Short problem:
Identify the lines that contain the word "Região" and copy each one.

** Start **

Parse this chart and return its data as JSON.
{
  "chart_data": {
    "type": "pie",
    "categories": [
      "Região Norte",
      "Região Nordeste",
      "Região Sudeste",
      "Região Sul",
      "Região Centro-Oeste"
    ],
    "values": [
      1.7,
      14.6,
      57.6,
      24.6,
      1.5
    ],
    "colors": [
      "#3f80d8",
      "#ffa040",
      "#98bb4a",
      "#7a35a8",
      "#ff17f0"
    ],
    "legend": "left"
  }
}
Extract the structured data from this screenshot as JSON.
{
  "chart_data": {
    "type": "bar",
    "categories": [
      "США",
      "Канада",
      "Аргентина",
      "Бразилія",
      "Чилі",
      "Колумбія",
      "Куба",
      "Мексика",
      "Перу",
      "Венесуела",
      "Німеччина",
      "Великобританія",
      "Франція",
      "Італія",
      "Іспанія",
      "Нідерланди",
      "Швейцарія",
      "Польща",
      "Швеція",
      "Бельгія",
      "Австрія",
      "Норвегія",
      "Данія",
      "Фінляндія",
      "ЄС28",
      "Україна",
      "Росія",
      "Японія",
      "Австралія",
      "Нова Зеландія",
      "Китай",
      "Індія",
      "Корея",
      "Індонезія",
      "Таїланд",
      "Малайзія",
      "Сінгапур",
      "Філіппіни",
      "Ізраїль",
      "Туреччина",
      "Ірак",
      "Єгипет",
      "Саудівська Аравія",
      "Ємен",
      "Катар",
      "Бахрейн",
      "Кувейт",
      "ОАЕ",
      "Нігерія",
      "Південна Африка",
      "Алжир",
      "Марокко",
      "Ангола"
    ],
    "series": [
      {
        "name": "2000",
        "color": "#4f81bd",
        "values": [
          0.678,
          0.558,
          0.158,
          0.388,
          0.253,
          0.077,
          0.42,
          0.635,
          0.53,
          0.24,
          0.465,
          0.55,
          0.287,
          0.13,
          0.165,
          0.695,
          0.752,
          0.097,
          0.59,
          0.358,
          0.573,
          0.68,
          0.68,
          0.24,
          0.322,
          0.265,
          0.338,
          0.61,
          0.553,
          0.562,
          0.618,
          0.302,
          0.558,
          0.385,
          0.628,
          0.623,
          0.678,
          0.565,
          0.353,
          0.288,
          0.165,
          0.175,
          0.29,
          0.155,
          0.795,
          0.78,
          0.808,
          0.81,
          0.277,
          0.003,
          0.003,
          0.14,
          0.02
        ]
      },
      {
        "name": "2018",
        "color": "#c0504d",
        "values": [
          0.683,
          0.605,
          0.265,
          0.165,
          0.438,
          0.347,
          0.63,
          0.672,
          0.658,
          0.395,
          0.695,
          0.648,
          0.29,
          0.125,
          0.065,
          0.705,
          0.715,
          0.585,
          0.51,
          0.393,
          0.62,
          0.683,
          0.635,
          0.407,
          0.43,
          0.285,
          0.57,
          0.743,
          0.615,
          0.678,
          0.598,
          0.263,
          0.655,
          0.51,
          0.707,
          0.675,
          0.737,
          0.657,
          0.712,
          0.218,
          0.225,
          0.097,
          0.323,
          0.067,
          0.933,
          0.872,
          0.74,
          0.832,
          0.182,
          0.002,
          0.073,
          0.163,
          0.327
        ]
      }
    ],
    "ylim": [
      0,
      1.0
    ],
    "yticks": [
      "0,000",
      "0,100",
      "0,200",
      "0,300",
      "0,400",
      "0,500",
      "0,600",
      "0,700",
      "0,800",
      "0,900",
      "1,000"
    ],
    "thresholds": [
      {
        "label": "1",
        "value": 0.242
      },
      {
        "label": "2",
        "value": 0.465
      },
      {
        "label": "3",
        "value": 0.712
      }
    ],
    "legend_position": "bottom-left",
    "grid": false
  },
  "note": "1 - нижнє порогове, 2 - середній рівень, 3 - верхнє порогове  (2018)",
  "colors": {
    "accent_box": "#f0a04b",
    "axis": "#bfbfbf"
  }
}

** End **

Task output:
      "Região Norte",
      "Região Nordeste",
      "Região Sudeste",
      "Região Sul",
      "Região Centro-Oeste"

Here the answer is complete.